— start Supplied records —

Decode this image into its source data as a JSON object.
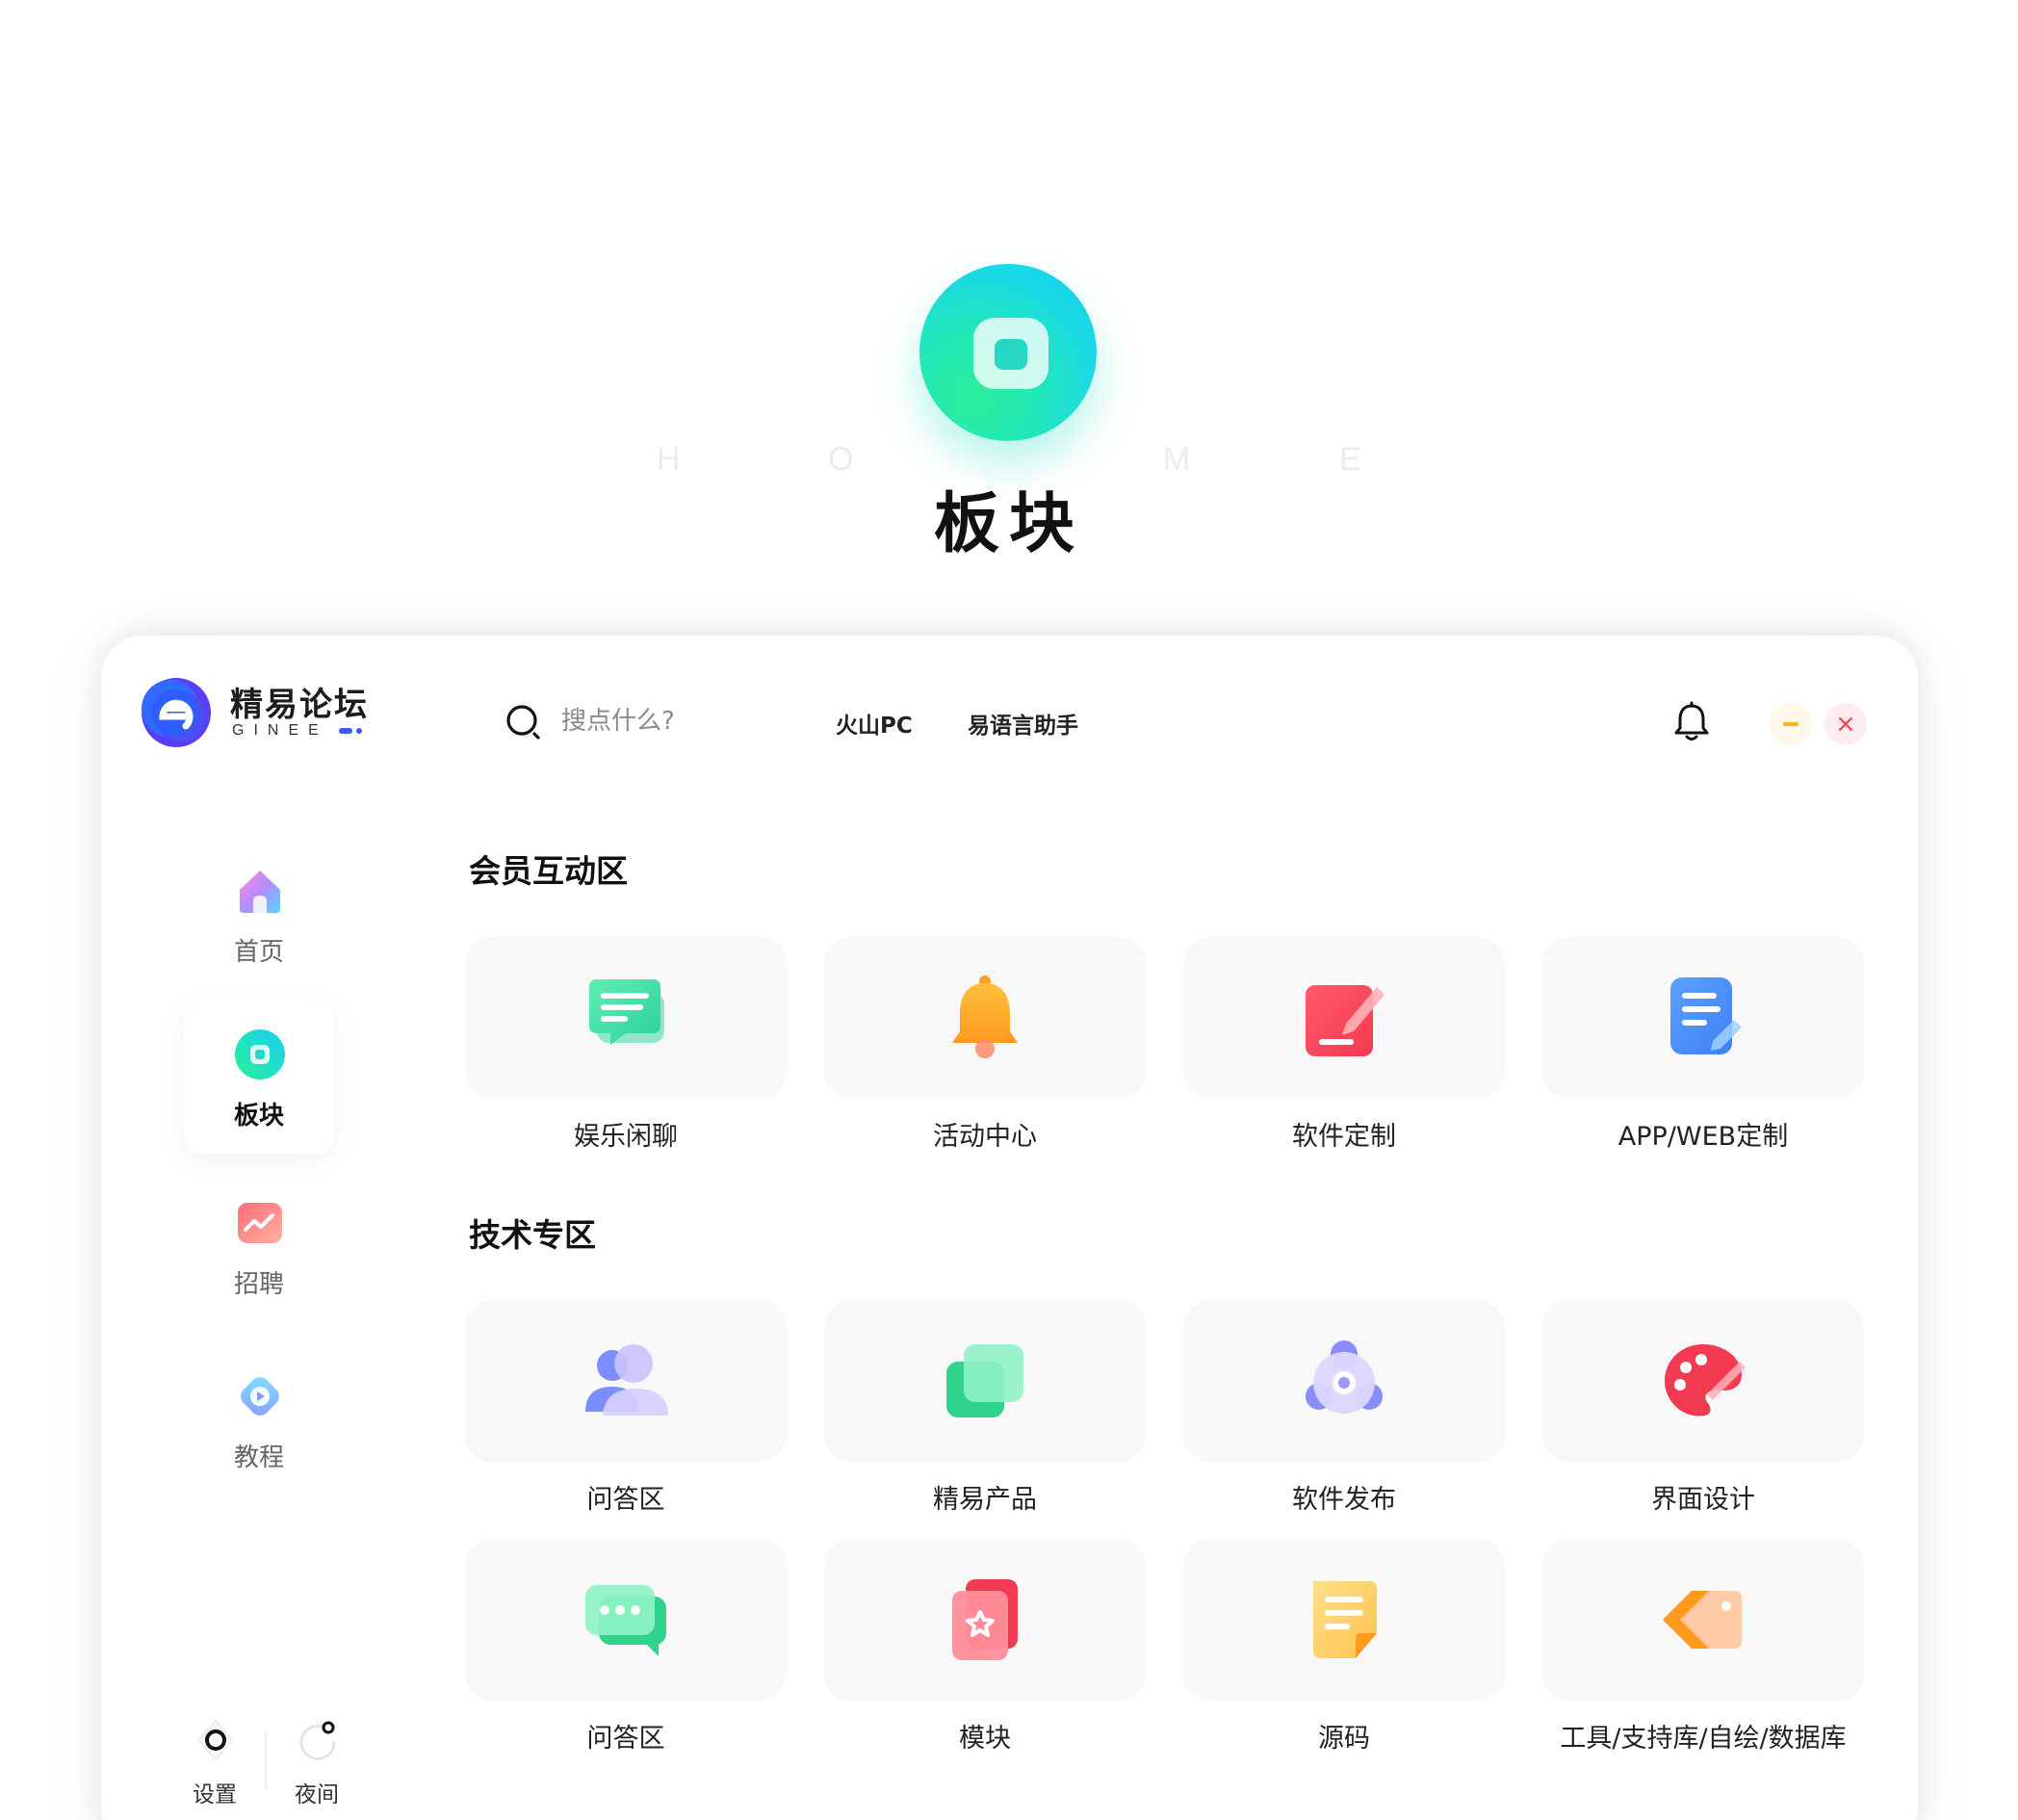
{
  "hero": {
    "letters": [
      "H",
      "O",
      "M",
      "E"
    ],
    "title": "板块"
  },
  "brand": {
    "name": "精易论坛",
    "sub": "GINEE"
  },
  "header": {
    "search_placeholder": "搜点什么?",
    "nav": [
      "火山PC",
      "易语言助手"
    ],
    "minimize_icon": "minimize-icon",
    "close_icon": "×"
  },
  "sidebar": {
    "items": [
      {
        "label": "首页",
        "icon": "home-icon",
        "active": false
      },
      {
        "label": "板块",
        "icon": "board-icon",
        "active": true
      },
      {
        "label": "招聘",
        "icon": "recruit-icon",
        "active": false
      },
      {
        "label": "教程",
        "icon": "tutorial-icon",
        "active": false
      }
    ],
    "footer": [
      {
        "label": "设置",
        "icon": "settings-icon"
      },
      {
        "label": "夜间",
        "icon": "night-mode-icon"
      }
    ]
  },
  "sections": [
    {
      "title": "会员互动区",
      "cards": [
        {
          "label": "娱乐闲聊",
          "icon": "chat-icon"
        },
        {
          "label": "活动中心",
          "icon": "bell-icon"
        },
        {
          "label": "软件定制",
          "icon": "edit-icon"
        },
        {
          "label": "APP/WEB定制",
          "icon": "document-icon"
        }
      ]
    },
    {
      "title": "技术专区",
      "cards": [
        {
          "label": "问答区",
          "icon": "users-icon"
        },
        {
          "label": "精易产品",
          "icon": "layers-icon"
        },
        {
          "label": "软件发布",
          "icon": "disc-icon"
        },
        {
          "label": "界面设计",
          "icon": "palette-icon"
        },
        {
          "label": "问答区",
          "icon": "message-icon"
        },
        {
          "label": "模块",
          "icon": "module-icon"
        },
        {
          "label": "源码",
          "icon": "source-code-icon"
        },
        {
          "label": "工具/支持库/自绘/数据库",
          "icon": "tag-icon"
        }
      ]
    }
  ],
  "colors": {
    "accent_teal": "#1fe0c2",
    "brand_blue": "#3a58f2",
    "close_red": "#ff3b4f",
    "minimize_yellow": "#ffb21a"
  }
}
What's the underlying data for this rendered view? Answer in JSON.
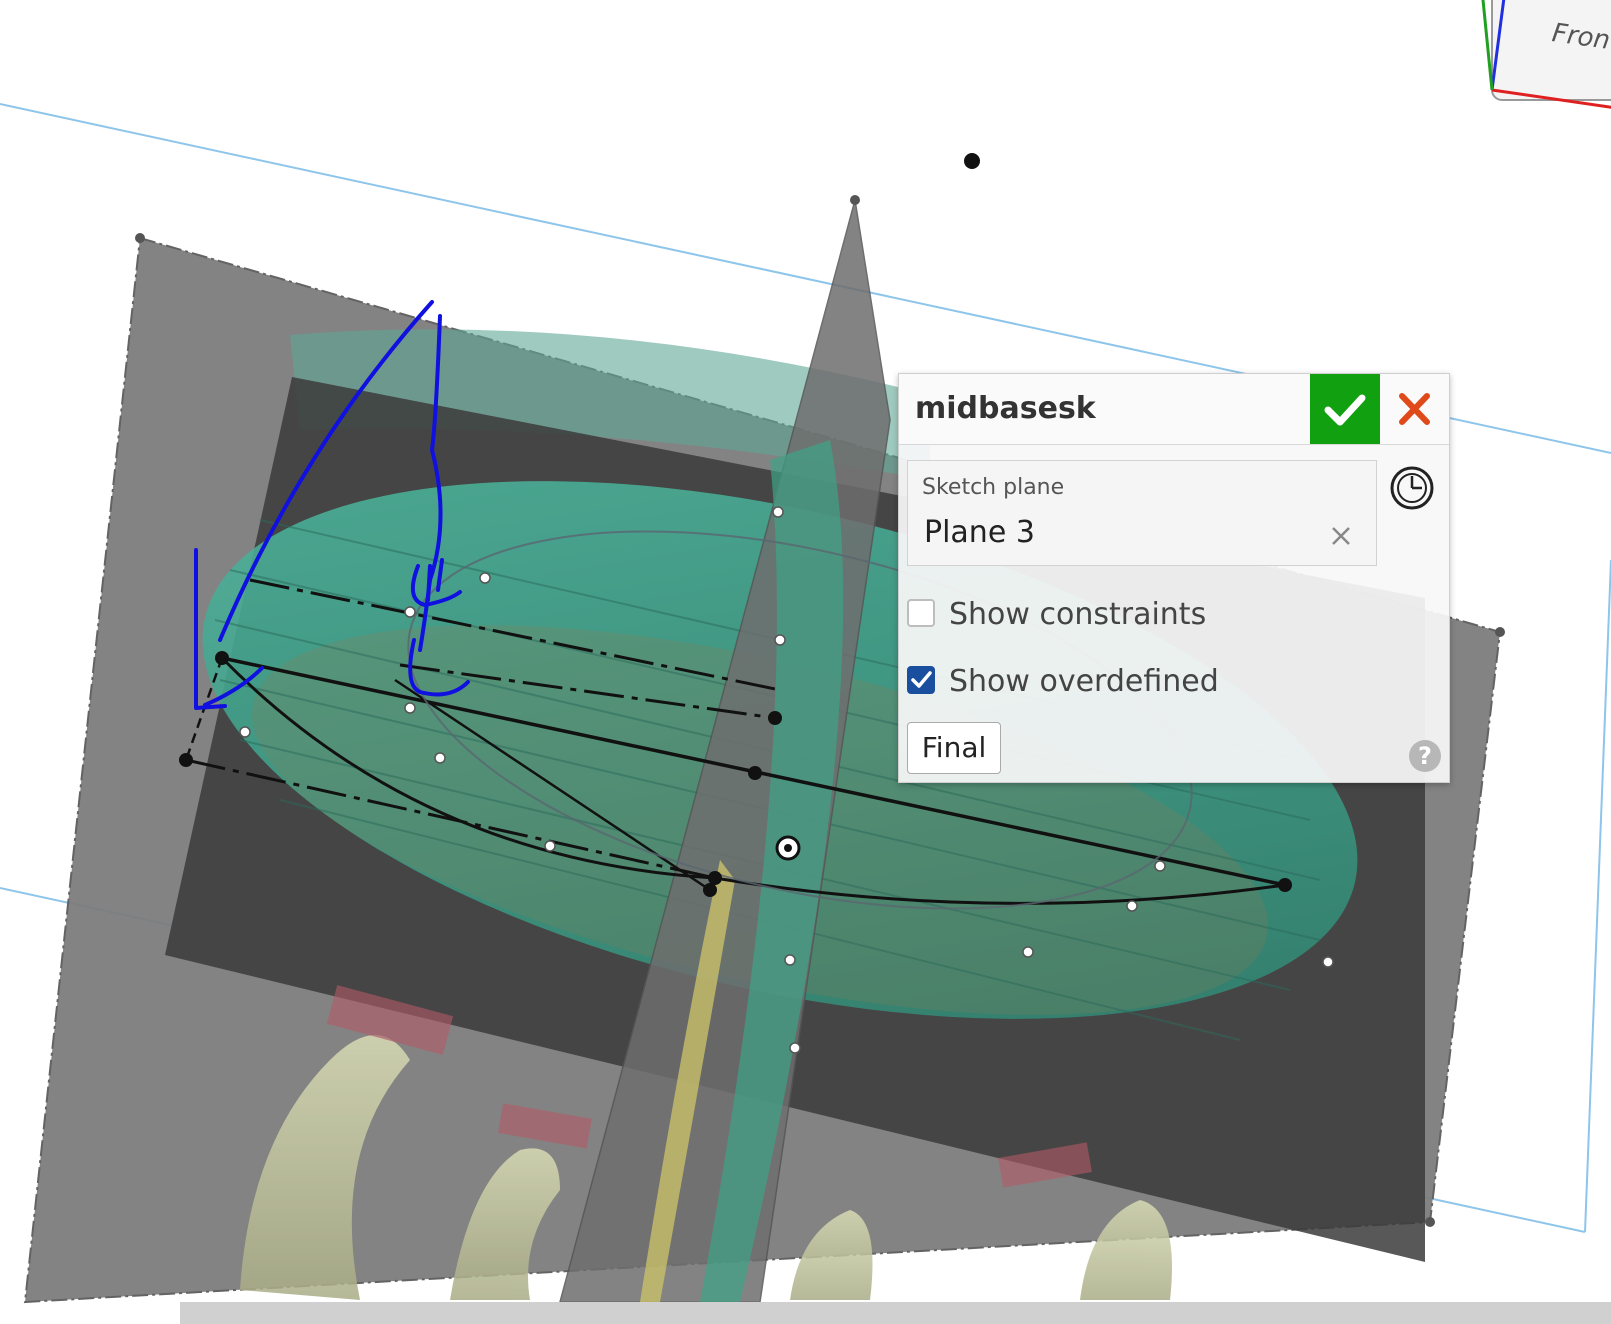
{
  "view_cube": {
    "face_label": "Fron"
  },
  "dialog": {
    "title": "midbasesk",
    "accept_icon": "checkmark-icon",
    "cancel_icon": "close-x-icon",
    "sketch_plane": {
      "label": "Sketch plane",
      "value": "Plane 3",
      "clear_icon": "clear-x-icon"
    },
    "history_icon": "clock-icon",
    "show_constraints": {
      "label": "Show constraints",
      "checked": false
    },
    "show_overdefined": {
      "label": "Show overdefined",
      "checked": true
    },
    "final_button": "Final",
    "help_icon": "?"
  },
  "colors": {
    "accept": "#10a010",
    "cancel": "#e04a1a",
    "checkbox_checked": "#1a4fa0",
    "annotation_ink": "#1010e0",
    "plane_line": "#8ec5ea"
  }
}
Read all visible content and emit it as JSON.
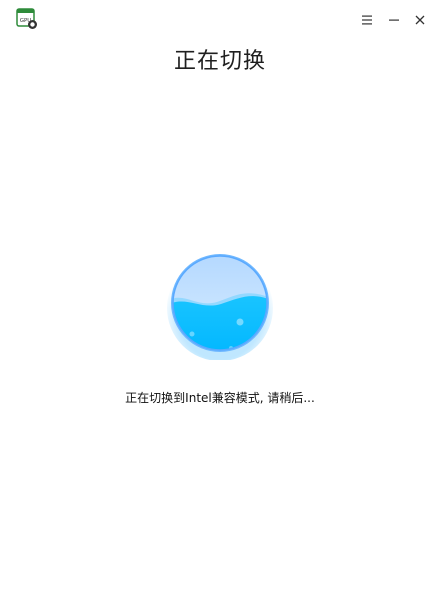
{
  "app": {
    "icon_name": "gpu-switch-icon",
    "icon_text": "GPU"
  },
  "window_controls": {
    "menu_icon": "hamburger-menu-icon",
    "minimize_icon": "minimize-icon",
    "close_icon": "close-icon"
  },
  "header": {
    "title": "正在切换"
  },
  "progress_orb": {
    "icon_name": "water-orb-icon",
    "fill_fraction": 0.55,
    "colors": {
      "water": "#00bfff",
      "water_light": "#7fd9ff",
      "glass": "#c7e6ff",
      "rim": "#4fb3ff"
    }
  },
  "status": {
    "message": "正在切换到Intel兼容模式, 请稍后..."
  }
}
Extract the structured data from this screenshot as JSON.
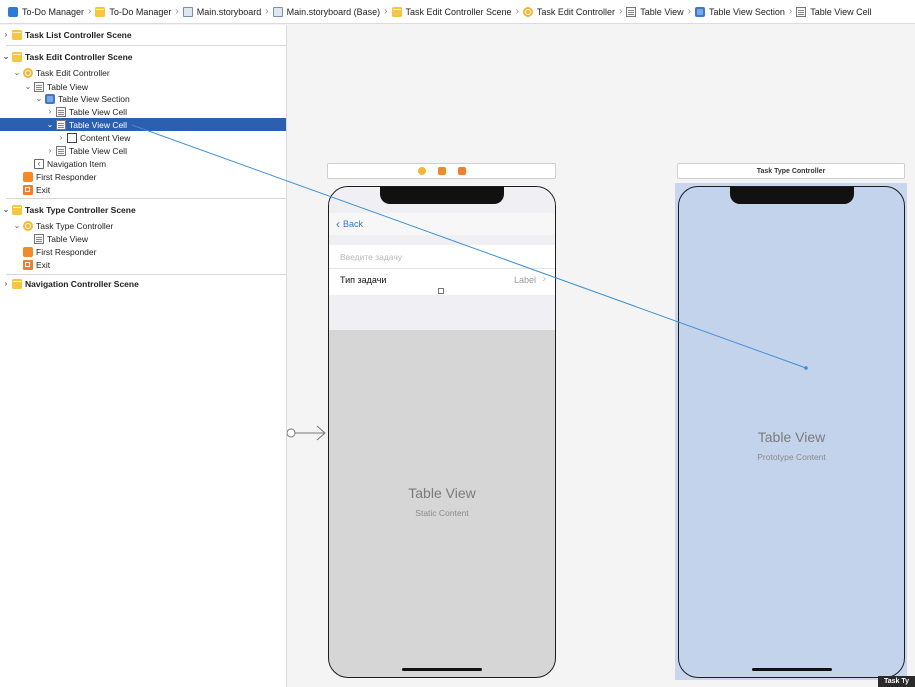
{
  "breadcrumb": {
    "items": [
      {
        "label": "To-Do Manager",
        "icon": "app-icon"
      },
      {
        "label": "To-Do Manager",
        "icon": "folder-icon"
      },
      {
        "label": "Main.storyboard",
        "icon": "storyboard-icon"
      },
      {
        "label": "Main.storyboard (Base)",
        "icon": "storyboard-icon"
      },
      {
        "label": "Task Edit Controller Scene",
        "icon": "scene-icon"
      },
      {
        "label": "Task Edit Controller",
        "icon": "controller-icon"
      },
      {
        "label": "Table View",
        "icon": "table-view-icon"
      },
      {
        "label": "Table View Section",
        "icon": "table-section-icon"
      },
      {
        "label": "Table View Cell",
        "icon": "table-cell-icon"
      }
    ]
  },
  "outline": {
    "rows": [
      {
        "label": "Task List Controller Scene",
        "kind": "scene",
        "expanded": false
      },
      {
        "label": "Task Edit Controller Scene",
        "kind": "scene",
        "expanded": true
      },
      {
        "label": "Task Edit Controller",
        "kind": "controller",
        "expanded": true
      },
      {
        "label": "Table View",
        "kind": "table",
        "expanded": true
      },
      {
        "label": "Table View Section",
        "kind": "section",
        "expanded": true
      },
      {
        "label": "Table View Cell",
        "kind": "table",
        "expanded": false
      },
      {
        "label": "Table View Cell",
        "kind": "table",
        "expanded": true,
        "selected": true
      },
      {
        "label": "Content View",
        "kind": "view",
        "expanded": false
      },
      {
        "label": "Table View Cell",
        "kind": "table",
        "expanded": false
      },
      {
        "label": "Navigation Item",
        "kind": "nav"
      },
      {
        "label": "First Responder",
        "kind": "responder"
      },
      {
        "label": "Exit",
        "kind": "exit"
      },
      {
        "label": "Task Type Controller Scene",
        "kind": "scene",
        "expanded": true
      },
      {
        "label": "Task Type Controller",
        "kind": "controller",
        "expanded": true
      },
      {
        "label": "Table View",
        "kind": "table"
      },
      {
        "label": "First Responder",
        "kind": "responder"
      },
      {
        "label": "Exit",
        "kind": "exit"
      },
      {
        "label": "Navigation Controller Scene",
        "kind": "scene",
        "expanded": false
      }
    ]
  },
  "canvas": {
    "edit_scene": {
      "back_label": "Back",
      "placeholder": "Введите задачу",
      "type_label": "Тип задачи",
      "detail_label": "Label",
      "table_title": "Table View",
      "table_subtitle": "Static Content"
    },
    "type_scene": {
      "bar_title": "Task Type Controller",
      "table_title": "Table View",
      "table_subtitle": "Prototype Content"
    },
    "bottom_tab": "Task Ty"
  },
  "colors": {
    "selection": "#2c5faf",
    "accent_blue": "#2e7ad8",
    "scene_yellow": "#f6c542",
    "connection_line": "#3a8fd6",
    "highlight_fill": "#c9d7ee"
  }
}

— end Supplied records —

> Required work:
Identify the lines that contain the string "storyboard", and copy every one of them.

> Written solution:
        "label": "Main.storyboard",
        "icon": "storyboard-icon"
        "label": "Main.storyboard (Base)",
        "icon": "storyboard-icon"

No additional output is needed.